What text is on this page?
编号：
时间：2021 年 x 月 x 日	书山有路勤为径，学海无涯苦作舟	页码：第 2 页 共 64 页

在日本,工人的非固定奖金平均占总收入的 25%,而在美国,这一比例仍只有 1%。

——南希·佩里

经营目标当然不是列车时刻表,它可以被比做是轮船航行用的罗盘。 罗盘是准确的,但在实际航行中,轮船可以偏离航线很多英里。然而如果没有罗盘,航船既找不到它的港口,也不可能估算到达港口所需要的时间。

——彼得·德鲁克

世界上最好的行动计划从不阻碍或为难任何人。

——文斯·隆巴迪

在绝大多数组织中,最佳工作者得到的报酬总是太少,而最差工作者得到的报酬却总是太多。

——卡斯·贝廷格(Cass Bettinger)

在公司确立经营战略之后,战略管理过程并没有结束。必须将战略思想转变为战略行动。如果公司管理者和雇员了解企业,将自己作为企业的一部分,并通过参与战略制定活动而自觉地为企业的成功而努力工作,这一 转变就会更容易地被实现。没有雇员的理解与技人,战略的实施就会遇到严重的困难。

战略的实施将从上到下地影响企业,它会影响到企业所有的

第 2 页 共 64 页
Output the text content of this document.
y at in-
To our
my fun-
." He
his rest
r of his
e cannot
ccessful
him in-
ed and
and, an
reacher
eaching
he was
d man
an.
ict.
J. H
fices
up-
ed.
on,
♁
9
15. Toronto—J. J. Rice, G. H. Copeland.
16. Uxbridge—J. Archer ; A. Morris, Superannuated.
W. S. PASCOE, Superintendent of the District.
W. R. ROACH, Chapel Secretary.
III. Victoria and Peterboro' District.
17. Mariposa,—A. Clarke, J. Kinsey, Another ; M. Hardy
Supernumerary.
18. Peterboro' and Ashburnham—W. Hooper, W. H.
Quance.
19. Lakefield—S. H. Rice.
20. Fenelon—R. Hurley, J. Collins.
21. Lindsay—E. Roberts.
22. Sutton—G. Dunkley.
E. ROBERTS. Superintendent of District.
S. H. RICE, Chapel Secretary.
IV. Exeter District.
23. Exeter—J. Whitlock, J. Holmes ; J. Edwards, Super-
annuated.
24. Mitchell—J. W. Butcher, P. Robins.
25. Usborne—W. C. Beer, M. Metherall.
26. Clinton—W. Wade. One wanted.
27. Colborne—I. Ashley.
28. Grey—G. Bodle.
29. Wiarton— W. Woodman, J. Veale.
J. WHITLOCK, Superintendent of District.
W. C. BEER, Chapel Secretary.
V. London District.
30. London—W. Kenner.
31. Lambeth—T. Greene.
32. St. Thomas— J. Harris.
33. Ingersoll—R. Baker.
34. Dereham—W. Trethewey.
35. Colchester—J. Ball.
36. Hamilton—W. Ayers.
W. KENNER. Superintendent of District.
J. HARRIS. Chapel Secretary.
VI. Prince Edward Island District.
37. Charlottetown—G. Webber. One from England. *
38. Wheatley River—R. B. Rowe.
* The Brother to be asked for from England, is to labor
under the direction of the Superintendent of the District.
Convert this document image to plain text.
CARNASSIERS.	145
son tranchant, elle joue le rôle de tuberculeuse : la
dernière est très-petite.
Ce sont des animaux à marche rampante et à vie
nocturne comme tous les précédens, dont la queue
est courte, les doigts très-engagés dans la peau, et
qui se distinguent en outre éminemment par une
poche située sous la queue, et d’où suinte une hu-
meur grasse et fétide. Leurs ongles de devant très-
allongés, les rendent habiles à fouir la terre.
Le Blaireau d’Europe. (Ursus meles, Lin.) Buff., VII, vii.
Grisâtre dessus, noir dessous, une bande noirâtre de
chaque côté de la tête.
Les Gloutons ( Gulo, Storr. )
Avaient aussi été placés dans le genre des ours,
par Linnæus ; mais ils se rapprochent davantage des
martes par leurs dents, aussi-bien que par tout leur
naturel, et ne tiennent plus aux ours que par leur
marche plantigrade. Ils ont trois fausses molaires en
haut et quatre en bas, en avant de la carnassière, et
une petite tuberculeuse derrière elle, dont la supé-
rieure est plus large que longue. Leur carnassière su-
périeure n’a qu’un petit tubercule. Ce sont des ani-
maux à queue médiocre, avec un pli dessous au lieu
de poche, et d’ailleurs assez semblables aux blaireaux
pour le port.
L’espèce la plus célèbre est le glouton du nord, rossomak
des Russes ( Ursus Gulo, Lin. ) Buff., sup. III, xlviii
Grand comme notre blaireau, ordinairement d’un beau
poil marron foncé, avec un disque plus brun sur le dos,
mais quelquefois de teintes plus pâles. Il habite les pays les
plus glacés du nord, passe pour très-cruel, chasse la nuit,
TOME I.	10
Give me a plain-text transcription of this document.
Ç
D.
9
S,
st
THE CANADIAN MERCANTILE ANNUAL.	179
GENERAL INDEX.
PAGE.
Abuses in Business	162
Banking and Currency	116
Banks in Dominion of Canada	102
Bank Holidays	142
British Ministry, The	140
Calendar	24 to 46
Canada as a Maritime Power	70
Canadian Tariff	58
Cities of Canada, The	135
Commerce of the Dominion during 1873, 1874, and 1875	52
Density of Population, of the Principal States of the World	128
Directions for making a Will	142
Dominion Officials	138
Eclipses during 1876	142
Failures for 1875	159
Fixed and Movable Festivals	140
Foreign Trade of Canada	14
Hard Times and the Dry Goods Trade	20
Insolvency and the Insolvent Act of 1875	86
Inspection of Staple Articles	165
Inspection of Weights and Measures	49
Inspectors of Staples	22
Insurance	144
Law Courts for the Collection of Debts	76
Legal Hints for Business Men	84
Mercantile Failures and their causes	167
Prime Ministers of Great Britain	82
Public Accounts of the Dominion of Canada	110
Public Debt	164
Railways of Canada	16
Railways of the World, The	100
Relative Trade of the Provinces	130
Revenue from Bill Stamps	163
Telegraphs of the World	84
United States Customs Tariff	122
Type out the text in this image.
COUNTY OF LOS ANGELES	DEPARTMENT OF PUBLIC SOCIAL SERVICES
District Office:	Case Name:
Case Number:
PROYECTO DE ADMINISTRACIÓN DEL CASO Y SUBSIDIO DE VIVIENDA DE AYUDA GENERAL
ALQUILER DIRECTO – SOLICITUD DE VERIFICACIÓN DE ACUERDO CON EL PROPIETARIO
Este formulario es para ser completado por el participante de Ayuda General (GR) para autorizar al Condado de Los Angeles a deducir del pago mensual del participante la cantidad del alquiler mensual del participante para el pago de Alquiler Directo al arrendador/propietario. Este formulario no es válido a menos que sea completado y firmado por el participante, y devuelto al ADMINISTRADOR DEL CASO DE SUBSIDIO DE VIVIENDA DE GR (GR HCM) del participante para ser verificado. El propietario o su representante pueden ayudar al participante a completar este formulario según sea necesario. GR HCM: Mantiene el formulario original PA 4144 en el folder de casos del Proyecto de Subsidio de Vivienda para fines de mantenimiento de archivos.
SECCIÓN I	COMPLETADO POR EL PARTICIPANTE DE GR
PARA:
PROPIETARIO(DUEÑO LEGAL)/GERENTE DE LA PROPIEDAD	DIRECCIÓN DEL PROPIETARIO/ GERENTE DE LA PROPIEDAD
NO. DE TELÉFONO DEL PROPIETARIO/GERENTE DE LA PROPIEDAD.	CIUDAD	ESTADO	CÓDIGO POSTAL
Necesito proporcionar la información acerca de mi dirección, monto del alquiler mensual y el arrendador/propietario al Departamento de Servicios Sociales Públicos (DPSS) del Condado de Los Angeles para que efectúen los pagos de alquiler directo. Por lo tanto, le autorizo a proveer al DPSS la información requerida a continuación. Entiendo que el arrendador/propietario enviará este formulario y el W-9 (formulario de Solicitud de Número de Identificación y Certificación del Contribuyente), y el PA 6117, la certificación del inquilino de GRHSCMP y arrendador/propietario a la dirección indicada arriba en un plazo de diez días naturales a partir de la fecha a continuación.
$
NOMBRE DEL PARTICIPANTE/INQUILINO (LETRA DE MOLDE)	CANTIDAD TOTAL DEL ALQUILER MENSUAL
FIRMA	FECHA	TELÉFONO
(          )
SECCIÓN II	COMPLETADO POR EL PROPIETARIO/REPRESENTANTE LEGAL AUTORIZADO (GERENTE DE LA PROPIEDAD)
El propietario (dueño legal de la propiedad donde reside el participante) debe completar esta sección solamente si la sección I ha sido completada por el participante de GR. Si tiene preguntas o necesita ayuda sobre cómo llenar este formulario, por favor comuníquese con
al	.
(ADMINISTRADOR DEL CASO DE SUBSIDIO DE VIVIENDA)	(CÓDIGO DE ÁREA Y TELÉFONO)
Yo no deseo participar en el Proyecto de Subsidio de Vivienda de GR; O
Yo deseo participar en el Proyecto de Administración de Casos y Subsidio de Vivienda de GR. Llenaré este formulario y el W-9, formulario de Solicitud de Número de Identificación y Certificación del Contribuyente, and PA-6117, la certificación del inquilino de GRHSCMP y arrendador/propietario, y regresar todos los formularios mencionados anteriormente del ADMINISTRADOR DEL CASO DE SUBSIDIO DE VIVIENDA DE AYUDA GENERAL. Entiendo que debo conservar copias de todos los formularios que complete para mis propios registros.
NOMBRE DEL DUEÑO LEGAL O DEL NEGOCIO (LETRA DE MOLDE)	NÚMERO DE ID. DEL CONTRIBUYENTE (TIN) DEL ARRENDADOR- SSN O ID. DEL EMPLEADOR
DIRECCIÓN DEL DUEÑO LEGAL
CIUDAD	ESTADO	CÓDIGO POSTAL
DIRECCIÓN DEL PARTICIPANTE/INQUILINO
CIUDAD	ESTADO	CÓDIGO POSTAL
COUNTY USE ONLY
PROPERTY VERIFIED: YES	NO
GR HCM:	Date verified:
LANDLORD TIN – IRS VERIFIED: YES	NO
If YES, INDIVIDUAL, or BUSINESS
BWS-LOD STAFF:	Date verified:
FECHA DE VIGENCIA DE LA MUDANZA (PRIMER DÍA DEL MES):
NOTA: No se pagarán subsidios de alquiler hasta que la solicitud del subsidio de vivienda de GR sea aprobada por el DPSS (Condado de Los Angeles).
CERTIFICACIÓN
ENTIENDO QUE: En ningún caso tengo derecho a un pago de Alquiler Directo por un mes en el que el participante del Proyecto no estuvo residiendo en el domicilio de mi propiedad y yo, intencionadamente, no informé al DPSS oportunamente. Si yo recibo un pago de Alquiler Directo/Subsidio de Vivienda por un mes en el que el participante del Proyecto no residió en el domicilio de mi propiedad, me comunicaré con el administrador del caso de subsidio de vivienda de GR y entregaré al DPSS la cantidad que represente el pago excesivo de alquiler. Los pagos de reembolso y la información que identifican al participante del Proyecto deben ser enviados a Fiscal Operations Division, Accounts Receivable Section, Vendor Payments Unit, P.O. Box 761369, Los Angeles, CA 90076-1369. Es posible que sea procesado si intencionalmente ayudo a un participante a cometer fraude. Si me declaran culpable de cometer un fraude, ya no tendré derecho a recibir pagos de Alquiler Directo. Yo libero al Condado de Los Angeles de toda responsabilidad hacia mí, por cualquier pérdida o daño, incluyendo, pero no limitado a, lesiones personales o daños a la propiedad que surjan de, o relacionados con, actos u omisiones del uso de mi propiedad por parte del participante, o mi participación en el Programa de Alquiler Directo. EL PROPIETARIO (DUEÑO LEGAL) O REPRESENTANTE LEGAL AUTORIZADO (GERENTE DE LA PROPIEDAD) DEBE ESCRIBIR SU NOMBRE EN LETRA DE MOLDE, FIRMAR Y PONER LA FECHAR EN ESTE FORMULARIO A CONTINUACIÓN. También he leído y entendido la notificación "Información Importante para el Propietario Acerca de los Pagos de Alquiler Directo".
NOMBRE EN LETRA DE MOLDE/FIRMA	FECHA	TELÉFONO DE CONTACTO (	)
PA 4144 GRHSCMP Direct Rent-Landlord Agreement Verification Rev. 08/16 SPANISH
--
Given problem: Reply with one number: the count of lines in the entries that include the word "avec".

Exercise response: 2